_Exercise goal_
Return all of the data exactly, with nothing left out but the pictures.

_Source data_

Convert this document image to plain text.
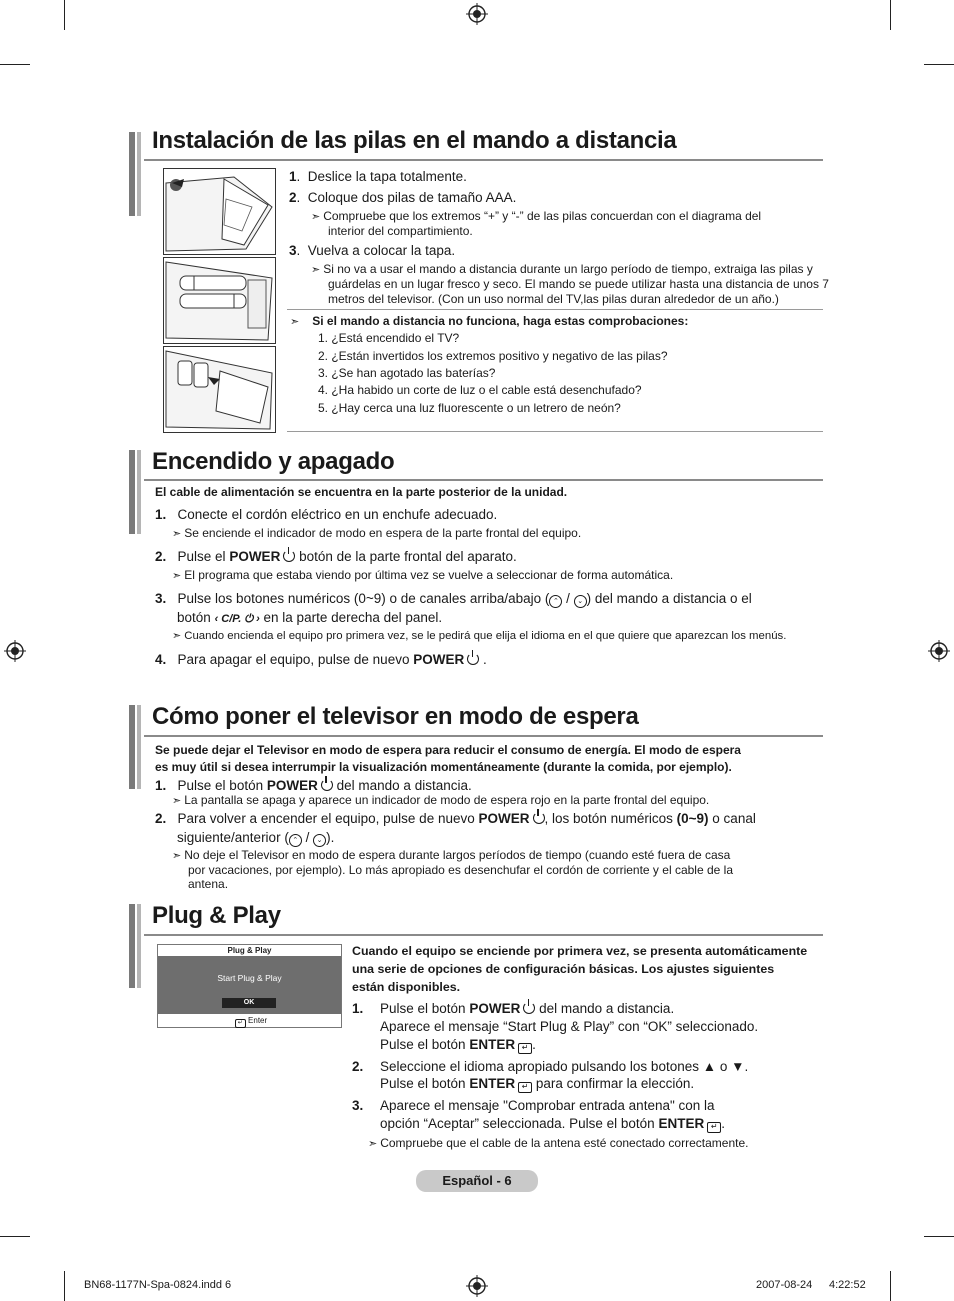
Instalación de las pilas en el mando a distancia
1.  Deslice la tapa totalmente.
2.  Coloque dos pilas de tamaño AAA.
➣ Compruebe que los extremos “+” y “-” de las pilas concuerdan con el diagrama del
interior del compartimiento.
3.  Vuelva a colocar la tapa.
➣ Si no va a usar el mando a distancia durante un largo período de tiempo, extraiga las pilas y
guárdelas en un lugar fresco y seco. El mando se puede utilizar hasta una distancia de unos 7
metros del televisor. (Con un uso normal del TV,las pilas duran alrededor de un año.)
➣ Si el mando a distancia no funciona, haga estas comprobaciones:
1. ¿Está encendido el TV?
2. ¿Están invertidos los extremos positivo y negativo de las pilas?
3. ¿Se han agotado las baterías?
4. ¿Ha habido un corte de luz o el cable está desenchufado?
5. ¿Hay cerca una luz fluorescente o un letrero de neón?
Encendido y apagado
El cable de alimentación se encuentra en la parte posterior de la unidad.
1. Conecte el cordón eléctrico en un enchufe adecuado.
➣ Se enciende el indicador de modo en espera de la parte frontal del equipo.
2. Pulse el POWER botón de la parte frontal del aparato.
➣ El programa que estaba viendo por última vez se vuelve a seleccionar de forma automática.
3. Pulse los botones numéricos (0~9) o de canales arriba/abajo ( ⌃ / ⌄ ) del mando a distancia o el
botón ‹ C/P. ⏻ › en la parte derecha del panel.
➣ Cuando encienda el equipo pro primera vez, se le pedirá que elija el idioma en el que quiere que aparezcan los menús.
4. Para apagar el equipo, pulse de nuevo POWER .
Cómo poner el televisor en modo de espera
Se puede dejar el Televisor en modo de espera para reducir el consumo de energía. El modo de espera
es muy útil si desea interrumpir la visualización momentáneamente (durante la comida, por ejemplo).
1. Pulse el botón POWER del mando a distancia.
➣ La pantalla se apaga y aparece un indicador de modo de espera rojo en la parte frontal del equipo.
2. Para volver a encender el equipo, pulse de nuevo POWER , los botón numéricos (0~9) o canal
siguiente/anterior ( ⌃ / ⌄ ).
➣ No deje el Televisor en modo de espera durante largos períodos de tiempo (cuando esté fuera de casa
por vacaciones, por ejemplo). Lo más apropiado es desenchufar el cordón de corriente y el cable de la
antena.
Plug & Play
Plug & Play
Start Plug & Play
OK
↵ Enter
Cuando el equipo se enciende por primera vez, se presenta automáticamente
una serie de opciones de configuración básicas. Los ajustes siguientes
están disponibles.
1. Pulse el botón POWER del mando a distancia.
Aparece el mensaje “Start Plug & Play” con “OK” seleccionado.
Pulse el botón ENTER ↵ .
2. Seleccione el idioma apropiado pulsando los botones ▲ o ▼.
Pulse el botón ENTER ↵ para confirmar la elección.
3. Aparece el mensaje "Comprobar entrada antena" con la
opción “Aceptar” seleccionada. Pulse el botón ENTER ↵ .
➣ Compruebe que el cable de la antena esté conectado correctamente.
Español - 6
BN68-1177N-Spa-0824.indd 6	2007-08-24 4:22:52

_Expected answer_
Convert this document image to plain text.
Instalación de las pilas en el mando a distancia
1.  Deslice la tapa totalmente.
2.  Coloque dos pilas de tamaño AAA.
➣ Compruebe que los extremos “+” y “-” de las pilas concuerdan con el diagrama del
interior del compartimiento.
3.  Vuelva a colocar la tapa.
➣ Si no va a usar el mando a distancia durante un largo período de tiempo, extraiga las pilas y
guárdelas en un lugar fresco y seco. El mando se puede utilizar hasta una distancia de unos 7
metros del televisor. (Con un uso normal del TV,las pilas duran alrededor de un año.)
➣ Si el mando a distancia no funciona, haga estas comprobaciones:
1. ¿Está encendido el TV?
2. ¿Están invertidos los extremos positivo y negativo de las pilas?
3. ¿Se han agotado las baterías?
4. ¿Ha habido un corte de luz o el cable está desenchufado?
5. ¿Hay cerca una luz fluorescente o un letrero de neón?
Encendido y apagado
El cable de alimentación se encuentra en la parte posterior de la unidad.
1. Conecte el cordón eléctrico en un enchufe adecuado.
➣ Se enciende el indicador de modo en espera de la parte frontal del equipo.
2. Pulse el POWER botón de la parte frontal del aparato.
➣ El programa que estaba viendo por última vez se vuelve a seleccionar de forma automática.
3. Pulse los botones numéricos (0~9) o de canales arriba/abajo ( ⌃ / ⌄ ) del mando a distancia o el
botón ‹ C/P. ⏻ › en la parte derecha del panel.
➣ Cuando encienda el equipo pro primera vez, se le pedirá que elija el idioma en el que quiere que aparezcan los menús.
4. Para apagar el equipo, pulse de nuevo POWER .
Cómo poner el televisor en modo de espera
Se puede dejar el Televisor en modo de espera para reducir el consumo de energía. El modo de espera
es muy útil si desea interrumpir la visualización momentáneamente (durante la comida, por ejemplo).
1. Pulse el botón POWER del mando a distancia.
➣ La pantalla se apaga y aparece un indicador de modo de espera rojo en la parte frontal del equipo.
2. Para volver a encender el equipo, pulse de nuevo POWER , los botón numéricos (0~9) o canal
siguiente/anterior ( ⌃ / ⌄ ).
➣ No deje el Televisor en modo de espera durante largos períodos de tiempo (cuando esté fuera de casa
por vacaciones, por ejemplo). Lo más apropiado es desenchufar el cordón de corriente y el cable de la
antena.
Plug & Play
Plug & Play
Start Plug & Play
OK
↵ Enter
Cuando el equipo se enciende por primera vez, se presenta automáticamente
una serie de opciones de configuración básicas. Los ajustes siguientes
están disponibles.
1. Pulse el botón POWER del mando a distancia.
Aparece el mensaje “Start Plug & Play” con “OK” seleccionado.
Pulse el botón ENTER ↵ .
2. Seleccione el idioma apropiado pulsando los botones ▲ o ▼.
Pulse el botón ENTER ↵ para confirmar la elección.
3. Aparece el mensaje "Comprobar entrada antena" con la
opción “Aceptar” seleccionada. Pulse el botón ENTER ↵ .
➣ Compruebe que el cable de la antena esté conectado correctamente.
Español - 6
BN68-1177N-Spa-0824.indd 6	2007-08-24 4:22:52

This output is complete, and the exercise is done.